#### EXERCISE INPUT:

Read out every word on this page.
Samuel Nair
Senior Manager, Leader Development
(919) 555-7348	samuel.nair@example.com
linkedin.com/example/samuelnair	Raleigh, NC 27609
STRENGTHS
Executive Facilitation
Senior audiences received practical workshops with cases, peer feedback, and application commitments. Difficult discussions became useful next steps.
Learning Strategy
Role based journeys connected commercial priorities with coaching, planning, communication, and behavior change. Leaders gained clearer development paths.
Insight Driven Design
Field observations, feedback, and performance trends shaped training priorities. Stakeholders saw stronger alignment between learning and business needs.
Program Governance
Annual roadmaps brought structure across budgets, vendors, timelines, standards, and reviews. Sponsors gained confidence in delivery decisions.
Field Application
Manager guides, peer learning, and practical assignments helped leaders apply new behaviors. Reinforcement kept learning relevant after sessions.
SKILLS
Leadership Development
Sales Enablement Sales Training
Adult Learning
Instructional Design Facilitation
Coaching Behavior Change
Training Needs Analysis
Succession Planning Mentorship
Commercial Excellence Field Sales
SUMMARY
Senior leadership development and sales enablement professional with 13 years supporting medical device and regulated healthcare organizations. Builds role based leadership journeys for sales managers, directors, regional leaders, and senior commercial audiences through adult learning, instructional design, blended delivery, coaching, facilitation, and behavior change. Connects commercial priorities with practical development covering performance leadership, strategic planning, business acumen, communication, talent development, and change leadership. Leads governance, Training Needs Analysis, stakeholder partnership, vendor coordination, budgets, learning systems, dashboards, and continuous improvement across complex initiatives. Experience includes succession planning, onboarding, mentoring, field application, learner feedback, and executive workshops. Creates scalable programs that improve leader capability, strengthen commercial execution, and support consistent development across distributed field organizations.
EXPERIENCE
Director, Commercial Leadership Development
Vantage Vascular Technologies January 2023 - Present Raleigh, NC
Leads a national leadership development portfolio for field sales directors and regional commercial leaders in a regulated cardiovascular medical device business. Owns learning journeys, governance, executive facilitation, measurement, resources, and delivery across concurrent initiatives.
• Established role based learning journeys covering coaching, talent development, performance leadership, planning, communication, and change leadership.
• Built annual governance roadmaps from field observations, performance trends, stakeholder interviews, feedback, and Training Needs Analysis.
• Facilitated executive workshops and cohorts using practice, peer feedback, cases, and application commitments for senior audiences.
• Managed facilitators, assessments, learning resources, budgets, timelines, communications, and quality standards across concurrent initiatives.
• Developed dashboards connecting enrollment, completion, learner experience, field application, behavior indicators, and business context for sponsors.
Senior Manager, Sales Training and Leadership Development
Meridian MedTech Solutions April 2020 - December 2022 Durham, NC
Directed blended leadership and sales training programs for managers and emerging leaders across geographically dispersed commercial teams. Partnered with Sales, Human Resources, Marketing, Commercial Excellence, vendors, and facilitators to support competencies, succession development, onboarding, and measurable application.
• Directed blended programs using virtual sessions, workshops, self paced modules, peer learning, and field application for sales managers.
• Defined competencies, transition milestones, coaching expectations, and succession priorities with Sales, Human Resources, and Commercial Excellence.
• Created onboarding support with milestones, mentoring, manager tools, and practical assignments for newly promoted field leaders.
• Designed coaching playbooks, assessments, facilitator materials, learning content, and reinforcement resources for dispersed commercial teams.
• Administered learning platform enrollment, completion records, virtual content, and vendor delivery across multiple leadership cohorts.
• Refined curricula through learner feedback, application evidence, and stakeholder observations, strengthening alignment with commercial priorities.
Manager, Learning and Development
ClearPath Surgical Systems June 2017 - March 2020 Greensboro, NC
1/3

#### WORK REQUIRED:
Quote all of the entries verbatim.

#### SOLVED PROBLEM:
Read out every word on this page.
Samuel Nair
Senior Manager, Leader Development
(919) 555-7348	samuel.nair@example.com
linkedin.com/example/samuelnair	Raleigh, NC 27609
STRENGTHS
Executive Facilitation
Senior audiences received practical workshops with cases, peer feedback, and application commitments. Difficult discussions became useful next steps.
Learning Strategy
Role based journeys connected commercial priorities with coaching, planning, communication, and behavior change. Leaders gained clearer development paths.
Insight Driven Design
Field observations, feedback, and performance trends shaped training priorities. Stakeholders saw stronger alignment between learning and business needs.
Program Governance
Annual roadmaps brought structure across budgets, vendors, timelines, standards, and reviews. Sponsors gained confidence in delivery decisions.
Field Application
Manager guides, peer learning, and practical assignments helped leaders apply new behaviors. Reinforcement kept learning relevant after sessions.
SKILLS
Leadership Development
Sales Enablement Sales Training
Adult Learning
Instructional Design Facilitation
Coaching Behavior Change
Training Needs Analysis
Succession Planning Mentorship
Commercial Excellence Field Sales
SUMMARY
Senior leadership development and sales enablement professional with 13 years supporting medical device and regulated healthcare organizations. Builds role based leadership journeys for sales managers, directors, regional leaders, and senior commercial audiences through adult learning, instructional design, blended delivery, coaching, facilitation, and behavior change. Connects commercial priorities with practical development covering performance leadership, strategic planning, business acumen, communication, talent development, and change leadership. Leads governance, Training Needs Analysis, stakeholder partnership, vendor coordination, budgets, learning systems, dashboards, and continuous improvement across complex initiatives. Experience includes succession planning, onboarding, mentoring, field application, learner feedback, and executive workshops. Creates scalable programs that improve leader capability, strengthen commercial execution, and support consistent development across distributed field organizations.
EXPERIENCE
Director, Commercial Leadership Development
Vantage Vascular Technologies January 2023 - Present Raleigh, NC
Leads a national leadership development portfolio for field sales directors and regional commercial leaders in a regulated cardiovascular medical device business. Owns learning journeys, governance, executive facilitation, measurement, resources, and delivery across concurrent initiatives.
• Established role based learning journeys covering coaching, talent development, performance leadership, planning, communication, and change leadership.
• Built annual governance roadmaps from field observations, performance trends, stakeholder interviews, feedback, and Training Needs Analysis.
• Facilitated executive workshops and cohorts using practice, peer feedback, cases, and application commitments for senior audiences.
• Managed facilitators, assessments, learning resources, budgets, timelines, communications, and quality standards across concurrent initiatives.
• Developed dashboards connecting enrollment, completion, learner experience, field application, behavior indicators, and business context for sponsors.
Senior Manager, Sales Training and Leadership Development
Meridian MedTech Solutions April 2020 - December 2022 Durham, NC
Directed blended leadership and sales training programs for managers and emerging leaders across geographically dispersed commercial teams. Partnered with Sales, Human Resources, Marketing, Commercial Excellence, vendors, and facilitators to support competencies, succession development, onboarding, and measurable application.
• Directed blended programs using virtual sessions, workshops, self paced modules, peer learning, and field application for sales managers.
• Defined competencies, transition milestones, coaching expectations, and succession priorities with Sales, Human Resources, and Commercial Excellence.
• Created onboarding support with milestones, mentoring, manager tools, and practical assignments for newly promoted field leaders.
• Designed coaching playbooks, assessments, facilitator materials, learning content, and reinforcement resources for dispersed commercial teams.
• Administered learning platform enrollment, completion records, virtual content, and vendor delivery across multiple leadership cohorts.
• Refined curricula through learner feedback, application evidence, and stakeholder observations, strengthening alignment with commercial priorities.
Manager, Learning and Development
ClearPath Surgical Systems June 2017 - March 2020 Greensboro, NC
1/3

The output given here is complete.